▶ Goal
Write out all of the entries exactly as given.

▶ Dataset records
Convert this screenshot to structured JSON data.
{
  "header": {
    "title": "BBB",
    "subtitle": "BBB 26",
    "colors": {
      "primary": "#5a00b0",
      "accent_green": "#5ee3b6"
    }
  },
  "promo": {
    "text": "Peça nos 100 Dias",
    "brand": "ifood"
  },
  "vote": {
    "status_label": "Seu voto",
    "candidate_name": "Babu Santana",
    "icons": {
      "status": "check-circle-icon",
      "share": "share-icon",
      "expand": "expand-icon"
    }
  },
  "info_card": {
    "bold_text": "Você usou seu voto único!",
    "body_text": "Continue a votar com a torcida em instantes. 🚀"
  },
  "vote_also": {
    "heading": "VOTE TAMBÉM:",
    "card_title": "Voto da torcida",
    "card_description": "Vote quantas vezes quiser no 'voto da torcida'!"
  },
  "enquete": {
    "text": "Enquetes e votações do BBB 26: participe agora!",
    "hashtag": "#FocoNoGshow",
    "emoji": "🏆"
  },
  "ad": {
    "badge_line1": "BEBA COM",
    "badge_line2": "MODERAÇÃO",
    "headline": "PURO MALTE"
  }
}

▶ Task result
Convert this screenshot to structured JSON data.
{
  "header": {
    "title": "BBB",
    "subtitle": "BBB 26",
    "colors": {
      "primary": "#5a00b0",
      "accent_green": "#5ee3b6"
    }
  },
  "promo": {
    "text": "Peça nos 100 Dias",
    "brand": "ifood"
  },
  "vote": {
    "status_label": "Seu voto",
    "candidate_name": "Babu Santana",
    "icons": {
      "status": "check-circle-icon",
      "share": "share-icon",
      "expand": "expand-icon"
    }
  },
  "info_card": {
    "bold_text": "Você usou seu voto único!",
    "body_text": "Continue a votar com a torcida em instantes. 🚀"
  },
  "vote_also": {
    "heading": "VOTE TAMBÉM:",
    "card_title": "Voto da torcida",
    "card_description": "Vote quantas vezes quiser no 'voto da torcida'!"
  },
  "enquete": {
    "text": "Enquetes e votações do BBB 26: participe agora!",
    "hashtag": "#FocoNoGshow",
    "emoji": "🏆"
  },
  "ad": {
    "badge_line1": "BEBA COM",
    "badge_line2": "MODERAÇÃO",
    "headline": "PURO MALTE"
  }
}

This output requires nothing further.